» **Tâches**:
1 - D'après l'extrait sur le Mali, à quelle date le président Ibrahim Boubacar Keïta a-t-il été renversé ?
2 - Convertissez en liste JSON de chaînes les lignes des enregistrements, de la ligne contenant "cell-email: zakiyyah@gmail.com: [147, 354, 405, 452]" à la ligne contenant "column-header-name[interactable]: Name ⌃: [15, 120, 147, 160]", bornes comprises. Mettez une chaîne par ligne et omettez les lignes vides.

» **Extrait**:

═══

Mali : vers un regain d'activité militaire des forces françaises ?
Deux jours après la "neutralisation" de Ba Ag Moussa, haut responsable lié à Al-Qaïda dans la région du Sahel, une trentaine de djihadistes ont été tués par l’armée française, le 12 novembre 2020, à Niaki, dans le centre du Mali, selon l’état-major des armées françaises. Un regain d’activité des forces de l’opération Barkhane qui confirme que la réponse de la France à l’insécurité régionale demeure militaire, mais aussi que sa stratégie a évolué.
Début 2020, pour tenter de mettre fin à une situation d’insécurité dans laquelle le Mali s’enlise, le président malien Ibrahim Boubacar Keïta (renversé depuis le 18 août 2020) avait admis vouloir discuter avec les groupes djihadistes. En tête, le Groupe de soutien à l'islam et aux musulmans (GSIM), une coalition affiliée à Al-Qaïda, composée d'Ansar Dine, d'AQMI, de la Katiba Macina et d'Al-Mourabitoune, est devenu un acteur incontournable. Il a fondé sa stratégie sur un ancrage local, ce qui rend difficile de l'exclure du champ de négociations politiques.

═══

» **Données de l'exercice**:
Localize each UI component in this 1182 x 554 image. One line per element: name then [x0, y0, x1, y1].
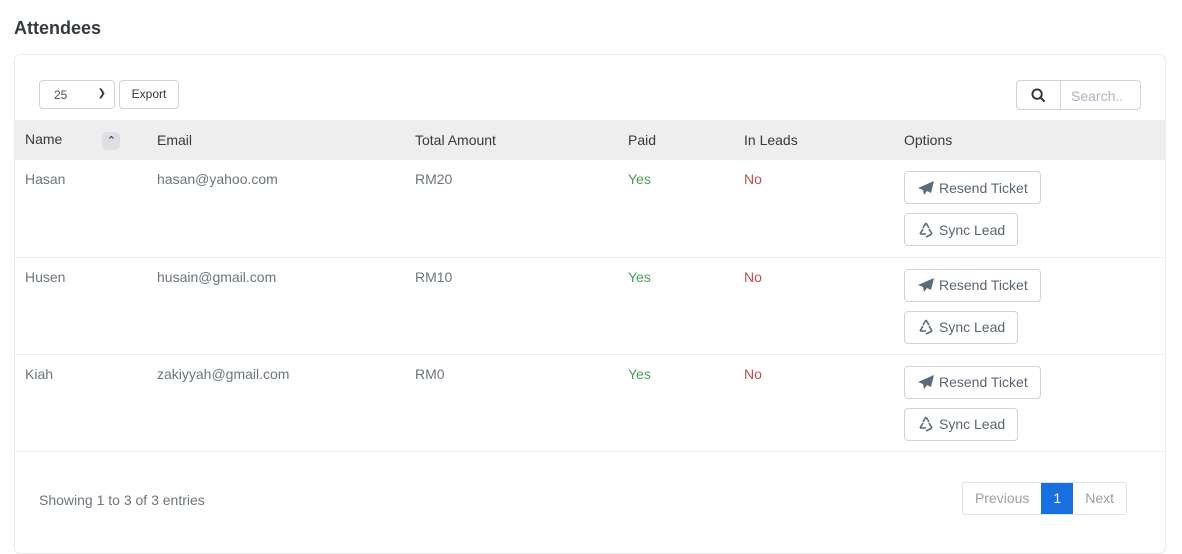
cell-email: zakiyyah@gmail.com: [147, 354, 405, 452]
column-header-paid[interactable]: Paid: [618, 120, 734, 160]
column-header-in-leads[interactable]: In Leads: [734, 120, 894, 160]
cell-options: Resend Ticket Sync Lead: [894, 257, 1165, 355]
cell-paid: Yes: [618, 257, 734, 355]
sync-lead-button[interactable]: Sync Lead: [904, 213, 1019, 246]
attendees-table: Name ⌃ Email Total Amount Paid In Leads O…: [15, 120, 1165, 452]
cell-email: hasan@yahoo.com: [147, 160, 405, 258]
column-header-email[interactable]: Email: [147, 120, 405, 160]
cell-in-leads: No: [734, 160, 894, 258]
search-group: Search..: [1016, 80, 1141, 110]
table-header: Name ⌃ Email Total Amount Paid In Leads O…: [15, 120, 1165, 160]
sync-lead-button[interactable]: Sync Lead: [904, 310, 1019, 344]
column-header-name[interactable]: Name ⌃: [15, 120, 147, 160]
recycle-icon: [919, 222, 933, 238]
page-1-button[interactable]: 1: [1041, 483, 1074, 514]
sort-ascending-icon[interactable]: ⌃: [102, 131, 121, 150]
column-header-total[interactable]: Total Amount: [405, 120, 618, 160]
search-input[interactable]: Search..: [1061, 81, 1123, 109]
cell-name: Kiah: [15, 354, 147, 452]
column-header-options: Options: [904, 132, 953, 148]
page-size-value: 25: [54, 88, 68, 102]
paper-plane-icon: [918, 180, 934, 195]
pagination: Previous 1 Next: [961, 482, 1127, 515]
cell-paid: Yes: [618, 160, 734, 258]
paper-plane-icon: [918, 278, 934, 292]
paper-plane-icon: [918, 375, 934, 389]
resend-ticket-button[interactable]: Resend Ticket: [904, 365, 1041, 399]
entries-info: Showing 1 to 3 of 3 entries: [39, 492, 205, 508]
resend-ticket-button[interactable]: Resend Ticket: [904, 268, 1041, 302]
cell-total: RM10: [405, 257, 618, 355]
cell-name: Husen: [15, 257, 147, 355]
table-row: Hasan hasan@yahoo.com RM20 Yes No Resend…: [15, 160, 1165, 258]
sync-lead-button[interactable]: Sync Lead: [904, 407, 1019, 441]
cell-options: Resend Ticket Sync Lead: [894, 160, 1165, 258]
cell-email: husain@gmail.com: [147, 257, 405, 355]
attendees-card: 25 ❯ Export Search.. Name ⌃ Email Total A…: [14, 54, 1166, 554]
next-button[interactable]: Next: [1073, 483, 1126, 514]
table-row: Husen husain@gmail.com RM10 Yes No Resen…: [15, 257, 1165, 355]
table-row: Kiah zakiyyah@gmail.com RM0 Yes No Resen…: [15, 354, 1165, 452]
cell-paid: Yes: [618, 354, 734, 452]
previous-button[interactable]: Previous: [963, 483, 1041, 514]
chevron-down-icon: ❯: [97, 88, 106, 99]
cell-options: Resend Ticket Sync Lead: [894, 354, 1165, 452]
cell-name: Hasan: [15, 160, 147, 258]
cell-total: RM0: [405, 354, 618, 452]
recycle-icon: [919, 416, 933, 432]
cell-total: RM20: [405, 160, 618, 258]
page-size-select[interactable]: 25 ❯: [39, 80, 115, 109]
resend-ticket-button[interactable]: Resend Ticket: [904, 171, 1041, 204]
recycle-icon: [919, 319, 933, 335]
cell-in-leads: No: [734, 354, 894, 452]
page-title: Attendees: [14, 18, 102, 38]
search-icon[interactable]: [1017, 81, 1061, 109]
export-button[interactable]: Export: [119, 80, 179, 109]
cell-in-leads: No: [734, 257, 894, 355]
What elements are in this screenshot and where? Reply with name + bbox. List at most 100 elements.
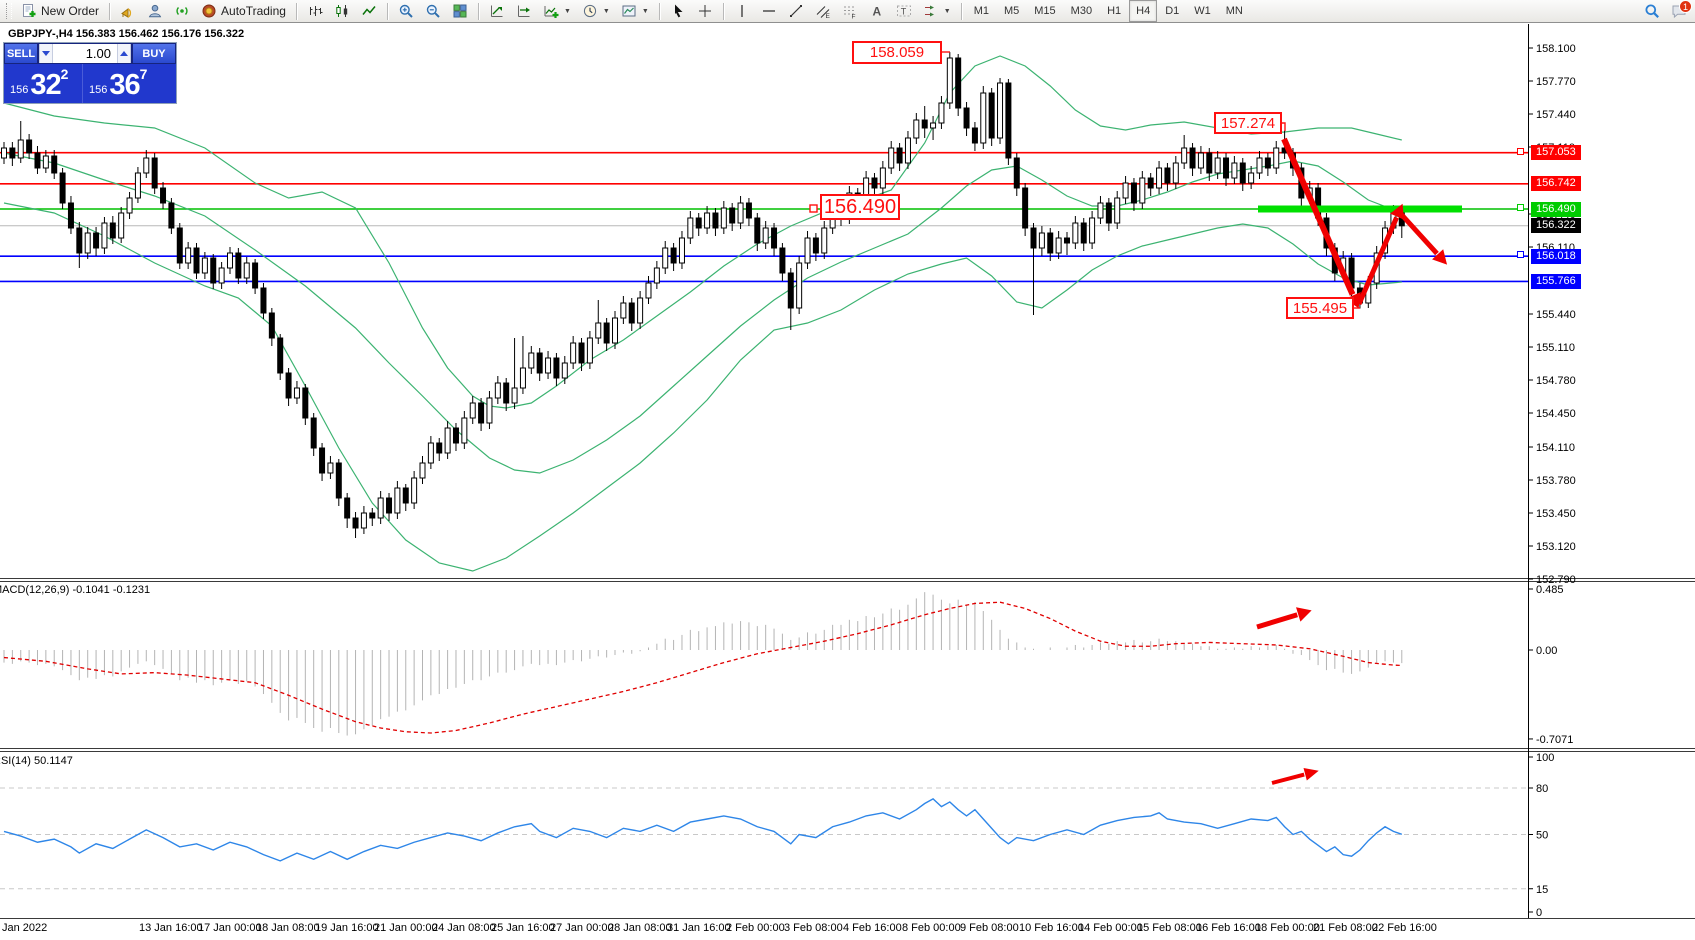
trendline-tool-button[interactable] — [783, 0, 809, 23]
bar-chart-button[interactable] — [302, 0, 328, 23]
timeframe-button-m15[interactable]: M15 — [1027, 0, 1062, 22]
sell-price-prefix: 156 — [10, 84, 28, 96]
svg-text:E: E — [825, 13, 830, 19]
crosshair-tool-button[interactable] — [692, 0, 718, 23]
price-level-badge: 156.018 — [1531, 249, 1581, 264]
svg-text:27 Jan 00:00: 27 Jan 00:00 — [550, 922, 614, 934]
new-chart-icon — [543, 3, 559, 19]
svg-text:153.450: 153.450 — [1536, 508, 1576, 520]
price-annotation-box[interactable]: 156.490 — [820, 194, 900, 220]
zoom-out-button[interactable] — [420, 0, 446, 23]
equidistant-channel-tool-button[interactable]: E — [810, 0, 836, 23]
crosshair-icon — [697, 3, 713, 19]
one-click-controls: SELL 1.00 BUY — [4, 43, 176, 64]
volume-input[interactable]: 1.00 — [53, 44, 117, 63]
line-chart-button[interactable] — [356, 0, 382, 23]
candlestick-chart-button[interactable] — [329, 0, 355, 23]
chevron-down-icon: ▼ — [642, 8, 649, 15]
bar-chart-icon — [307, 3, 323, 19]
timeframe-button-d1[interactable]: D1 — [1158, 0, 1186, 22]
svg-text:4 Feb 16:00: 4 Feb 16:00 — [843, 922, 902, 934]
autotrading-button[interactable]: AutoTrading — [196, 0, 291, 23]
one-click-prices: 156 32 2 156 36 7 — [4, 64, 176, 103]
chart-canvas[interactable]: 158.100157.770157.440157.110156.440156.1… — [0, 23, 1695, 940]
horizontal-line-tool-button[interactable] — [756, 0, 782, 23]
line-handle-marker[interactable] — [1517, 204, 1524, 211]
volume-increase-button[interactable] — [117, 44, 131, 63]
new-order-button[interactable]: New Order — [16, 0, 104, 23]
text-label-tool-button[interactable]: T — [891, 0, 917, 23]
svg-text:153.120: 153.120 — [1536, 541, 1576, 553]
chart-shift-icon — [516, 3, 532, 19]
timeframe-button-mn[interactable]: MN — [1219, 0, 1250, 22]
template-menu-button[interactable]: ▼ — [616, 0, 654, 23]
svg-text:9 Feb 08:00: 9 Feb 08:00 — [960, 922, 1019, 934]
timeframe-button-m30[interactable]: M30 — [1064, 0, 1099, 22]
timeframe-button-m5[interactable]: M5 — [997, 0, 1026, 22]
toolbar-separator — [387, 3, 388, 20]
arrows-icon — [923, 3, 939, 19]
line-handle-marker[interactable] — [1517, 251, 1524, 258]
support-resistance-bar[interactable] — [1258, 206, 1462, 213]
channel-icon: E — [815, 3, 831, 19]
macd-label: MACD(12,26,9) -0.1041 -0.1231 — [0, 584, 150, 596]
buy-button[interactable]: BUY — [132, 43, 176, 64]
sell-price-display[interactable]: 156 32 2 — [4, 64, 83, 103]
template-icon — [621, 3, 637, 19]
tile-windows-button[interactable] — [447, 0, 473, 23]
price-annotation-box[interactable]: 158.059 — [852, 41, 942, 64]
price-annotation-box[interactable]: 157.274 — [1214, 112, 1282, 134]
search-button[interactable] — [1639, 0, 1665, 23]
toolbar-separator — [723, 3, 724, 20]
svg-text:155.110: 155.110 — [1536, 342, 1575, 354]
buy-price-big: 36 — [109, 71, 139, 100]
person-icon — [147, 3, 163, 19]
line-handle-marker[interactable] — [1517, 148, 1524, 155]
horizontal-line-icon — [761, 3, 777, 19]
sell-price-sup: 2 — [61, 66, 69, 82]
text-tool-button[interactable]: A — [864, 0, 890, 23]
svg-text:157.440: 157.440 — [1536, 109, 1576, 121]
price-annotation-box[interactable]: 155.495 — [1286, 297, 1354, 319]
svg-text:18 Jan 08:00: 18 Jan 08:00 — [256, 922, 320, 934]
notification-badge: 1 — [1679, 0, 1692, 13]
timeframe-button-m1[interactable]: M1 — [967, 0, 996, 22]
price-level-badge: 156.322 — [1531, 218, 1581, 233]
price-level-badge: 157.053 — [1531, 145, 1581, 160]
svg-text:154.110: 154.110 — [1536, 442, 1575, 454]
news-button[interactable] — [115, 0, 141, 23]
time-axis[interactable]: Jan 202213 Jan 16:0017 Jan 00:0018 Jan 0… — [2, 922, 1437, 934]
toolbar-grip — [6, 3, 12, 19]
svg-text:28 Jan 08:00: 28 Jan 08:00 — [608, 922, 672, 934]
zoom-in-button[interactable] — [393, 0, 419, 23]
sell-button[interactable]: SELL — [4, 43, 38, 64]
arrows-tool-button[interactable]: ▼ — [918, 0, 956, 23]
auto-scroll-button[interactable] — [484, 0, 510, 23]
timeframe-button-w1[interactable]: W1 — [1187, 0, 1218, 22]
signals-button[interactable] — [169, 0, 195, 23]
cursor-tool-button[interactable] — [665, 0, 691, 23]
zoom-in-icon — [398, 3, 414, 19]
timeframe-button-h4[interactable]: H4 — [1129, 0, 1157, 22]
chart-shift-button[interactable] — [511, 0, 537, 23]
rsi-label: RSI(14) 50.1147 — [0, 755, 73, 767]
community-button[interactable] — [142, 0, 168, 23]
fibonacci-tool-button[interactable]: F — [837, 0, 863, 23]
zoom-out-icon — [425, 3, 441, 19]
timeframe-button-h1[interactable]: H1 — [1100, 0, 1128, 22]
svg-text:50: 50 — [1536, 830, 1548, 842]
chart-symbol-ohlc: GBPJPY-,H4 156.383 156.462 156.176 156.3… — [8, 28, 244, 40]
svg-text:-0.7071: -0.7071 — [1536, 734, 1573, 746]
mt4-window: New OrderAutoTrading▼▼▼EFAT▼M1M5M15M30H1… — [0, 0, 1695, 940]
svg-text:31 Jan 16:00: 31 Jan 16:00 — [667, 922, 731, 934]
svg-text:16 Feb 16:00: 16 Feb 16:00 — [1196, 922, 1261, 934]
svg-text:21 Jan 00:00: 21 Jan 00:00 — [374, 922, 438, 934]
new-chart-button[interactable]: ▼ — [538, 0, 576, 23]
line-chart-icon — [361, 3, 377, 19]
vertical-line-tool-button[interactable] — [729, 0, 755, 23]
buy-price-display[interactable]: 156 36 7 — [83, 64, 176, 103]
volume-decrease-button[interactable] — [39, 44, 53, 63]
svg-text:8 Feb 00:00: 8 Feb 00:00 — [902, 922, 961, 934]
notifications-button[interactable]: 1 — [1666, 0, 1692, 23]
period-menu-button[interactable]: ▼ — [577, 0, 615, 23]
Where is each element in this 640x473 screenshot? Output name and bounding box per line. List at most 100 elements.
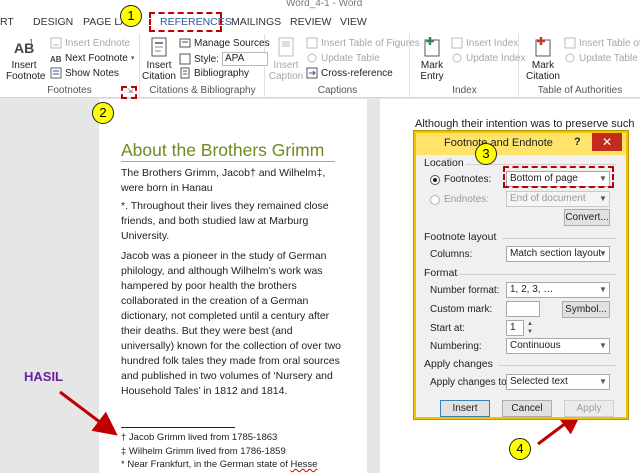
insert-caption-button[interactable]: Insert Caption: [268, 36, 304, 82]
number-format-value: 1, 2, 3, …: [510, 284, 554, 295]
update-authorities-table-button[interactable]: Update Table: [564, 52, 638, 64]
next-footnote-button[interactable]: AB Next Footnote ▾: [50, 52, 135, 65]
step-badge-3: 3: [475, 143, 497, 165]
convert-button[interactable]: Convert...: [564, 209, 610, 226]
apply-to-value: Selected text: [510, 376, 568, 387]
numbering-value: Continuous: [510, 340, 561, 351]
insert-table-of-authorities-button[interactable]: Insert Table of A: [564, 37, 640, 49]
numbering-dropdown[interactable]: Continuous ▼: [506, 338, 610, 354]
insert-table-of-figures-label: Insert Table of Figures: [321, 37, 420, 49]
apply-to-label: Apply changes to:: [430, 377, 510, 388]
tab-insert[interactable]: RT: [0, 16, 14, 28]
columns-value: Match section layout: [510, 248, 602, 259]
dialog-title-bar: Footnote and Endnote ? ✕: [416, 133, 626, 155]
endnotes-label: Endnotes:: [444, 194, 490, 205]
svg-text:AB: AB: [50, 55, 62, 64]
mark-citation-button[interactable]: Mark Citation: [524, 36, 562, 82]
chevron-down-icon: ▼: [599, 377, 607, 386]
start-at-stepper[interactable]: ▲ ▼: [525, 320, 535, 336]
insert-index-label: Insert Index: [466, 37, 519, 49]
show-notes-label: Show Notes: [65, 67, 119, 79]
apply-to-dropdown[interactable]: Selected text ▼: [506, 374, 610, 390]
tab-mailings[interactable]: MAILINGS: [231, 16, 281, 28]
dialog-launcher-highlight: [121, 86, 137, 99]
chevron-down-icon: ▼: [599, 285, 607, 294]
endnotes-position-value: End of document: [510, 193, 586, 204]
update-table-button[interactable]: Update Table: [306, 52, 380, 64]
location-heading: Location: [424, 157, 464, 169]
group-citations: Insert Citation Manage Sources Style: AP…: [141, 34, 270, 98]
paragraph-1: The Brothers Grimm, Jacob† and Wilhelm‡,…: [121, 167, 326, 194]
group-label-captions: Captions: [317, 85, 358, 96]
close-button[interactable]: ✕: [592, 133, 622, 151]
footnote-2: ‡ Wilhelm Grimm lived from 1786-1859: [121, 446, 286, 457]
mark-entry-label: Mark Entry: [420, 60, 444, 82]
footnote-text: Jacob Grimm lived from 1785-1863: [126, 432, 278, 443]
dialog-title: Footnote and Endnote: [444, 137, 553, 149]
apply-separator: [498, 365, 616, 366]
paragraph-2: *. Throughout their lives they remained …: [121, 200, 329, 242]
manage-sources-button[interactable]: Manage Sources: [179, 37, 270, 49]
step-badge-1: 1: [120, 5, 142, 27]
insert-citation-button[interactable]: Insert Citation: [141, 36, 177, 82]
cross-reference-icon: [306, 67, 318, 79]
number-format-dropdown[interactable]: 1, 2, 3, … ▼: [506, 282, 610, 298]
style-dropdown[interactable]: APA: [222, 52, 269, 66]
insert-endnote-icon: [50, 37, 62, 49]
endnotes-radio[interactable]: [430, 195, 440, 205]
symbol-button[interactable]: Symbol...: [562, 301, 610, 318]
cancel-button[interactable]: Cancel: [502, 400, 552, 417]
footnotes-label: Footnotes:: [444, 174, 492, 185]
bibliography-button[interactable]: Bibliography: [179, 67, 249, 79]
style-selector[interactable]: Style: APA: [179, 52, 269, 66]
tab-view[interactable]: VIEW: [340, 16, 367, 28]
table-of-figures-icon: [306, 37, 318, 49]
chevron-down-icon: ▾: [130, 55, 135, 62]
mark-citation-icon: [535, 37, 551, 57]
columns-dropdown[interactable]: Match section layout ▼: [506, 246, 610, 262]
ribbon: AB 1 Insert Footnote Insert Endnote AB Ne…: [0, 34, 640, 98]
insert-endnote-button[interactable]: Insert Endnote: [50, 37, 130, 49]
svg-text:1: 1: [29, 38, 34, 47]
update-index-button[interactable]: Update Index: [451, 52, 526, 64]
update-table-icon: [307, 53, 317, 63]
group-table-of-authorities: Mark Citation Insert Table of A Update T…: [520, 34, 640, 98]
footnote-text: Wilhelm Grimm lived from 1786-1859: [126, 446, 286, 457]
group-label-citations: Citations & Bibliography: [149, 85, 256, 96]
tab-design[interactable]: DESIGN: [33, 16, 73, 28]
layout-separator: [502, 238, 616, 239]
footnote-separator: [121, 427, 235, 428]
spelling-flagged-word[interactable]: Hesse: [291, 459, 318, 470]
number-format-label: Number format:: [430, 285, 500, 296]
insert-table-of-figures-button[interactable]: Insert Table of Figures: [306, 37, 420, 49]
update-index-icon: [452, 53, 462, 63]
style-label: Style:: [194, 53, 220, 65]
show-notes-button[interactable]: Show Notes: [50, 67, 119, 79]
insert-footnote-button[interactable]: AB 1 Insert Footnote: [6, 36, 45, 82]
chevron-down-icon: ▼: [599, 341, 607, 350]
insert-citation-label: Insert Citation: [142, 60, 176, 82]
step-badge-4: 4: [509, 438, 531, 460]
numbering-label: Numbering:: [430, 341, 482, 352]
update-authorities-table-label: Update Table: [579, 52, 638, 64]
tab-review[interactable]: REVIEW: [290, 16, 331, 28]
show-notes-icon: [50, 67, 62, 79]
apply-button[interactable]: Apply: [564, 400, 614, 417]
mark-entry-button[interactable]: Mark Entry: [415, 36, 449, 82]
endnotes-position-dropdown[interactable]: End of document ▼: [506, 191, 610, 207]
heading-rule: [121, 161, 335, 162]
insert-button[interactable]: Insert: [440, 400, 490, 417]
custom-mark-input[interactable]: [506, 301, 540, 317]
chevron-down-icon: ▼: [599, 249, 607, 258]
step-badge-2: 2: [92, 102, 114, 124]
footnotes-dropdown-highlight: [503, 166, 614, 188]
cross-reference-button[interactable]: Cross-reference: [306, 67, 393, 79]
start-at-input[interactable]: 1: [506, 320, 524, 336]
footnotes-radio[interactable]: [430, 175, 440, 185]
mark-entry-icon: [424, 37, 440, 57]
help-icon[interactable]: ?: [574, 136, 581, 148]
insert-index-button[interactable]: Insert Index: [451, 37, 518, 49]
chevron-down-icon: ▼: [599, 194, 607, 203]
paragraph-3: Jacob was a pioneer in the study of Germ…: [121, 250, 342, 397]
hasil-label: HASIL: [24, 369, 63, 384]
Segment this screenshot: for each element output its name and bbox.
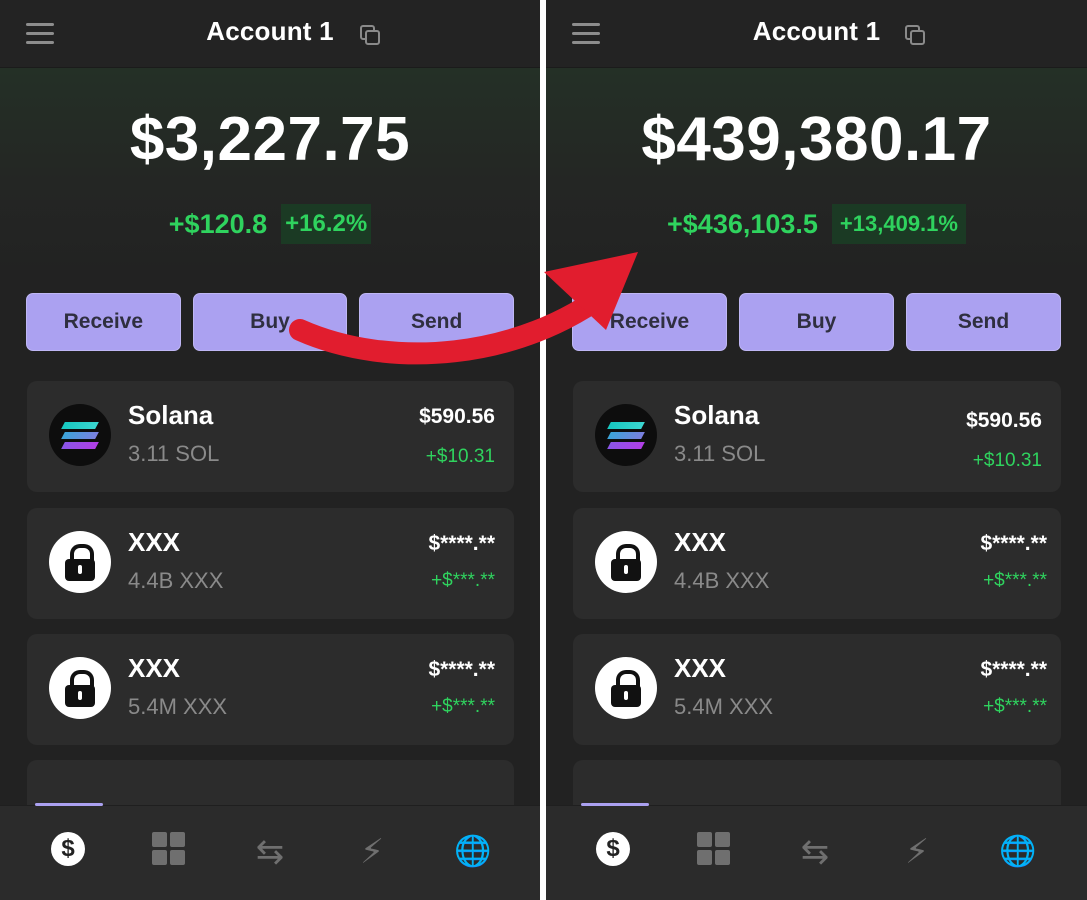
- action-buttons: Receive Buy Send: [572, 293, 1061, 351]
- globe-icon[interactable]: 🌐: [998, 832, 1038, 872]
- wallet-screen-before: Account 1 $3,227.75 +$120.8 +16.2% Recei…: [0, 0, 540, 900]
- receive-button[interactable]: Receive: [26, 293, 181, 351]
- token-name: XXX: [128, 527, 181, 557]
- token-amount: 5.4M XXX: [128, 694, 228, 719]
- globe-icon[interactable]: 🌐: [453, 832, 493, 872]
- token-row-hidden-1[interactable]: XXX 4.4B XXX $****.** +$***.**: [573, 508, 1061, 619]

═══

» **Réponses par tâche**:
1 - Le 18 août 2020.

2 -
[
  "cell-email: zakiyyah@gmail.com: [147, 354, 405, 452]",
  "column-header-paid[interactable]: Paid: [618, 120, 734, 160]",
  "column-header-in-leads[interactable]: In Leads: [734, 120, 894, 160]",
  "cell-options: Resend Ticket Sync Lead: [894, 257, 1165, 355]",
  "cell-paid: Yes: [618, 257, 734, 355]",
  "sync-lead-button[interactable]: Sync Lead: [904, 213, 1019, 246]",
  "attendees-table: Name ⌃ Email Total Amount Paid In Leads O…: [15, 120, 1165, 452]",
  "cell-email: hasan@yahoo.com: [147, 160, 405, 258]",
  "column-header-email[interactable]: Email: [147, 120, 405, 160]",
  "cell-in-leads: No: [734, 160, 894, 258]",
  "search-group: Search..: [1016, 80, 1141, 110]",
  "table-header: Name ⌃ Email Total Amount Paid In Leads O…: [15, 120, 1165, 160]",
  "sync-lead-button[interactable]: Sync Lead: [904, 310, 1019, 344]",
  "column-header-name[interactable]: Name ⌃: [15, 120, 147, 160]"
]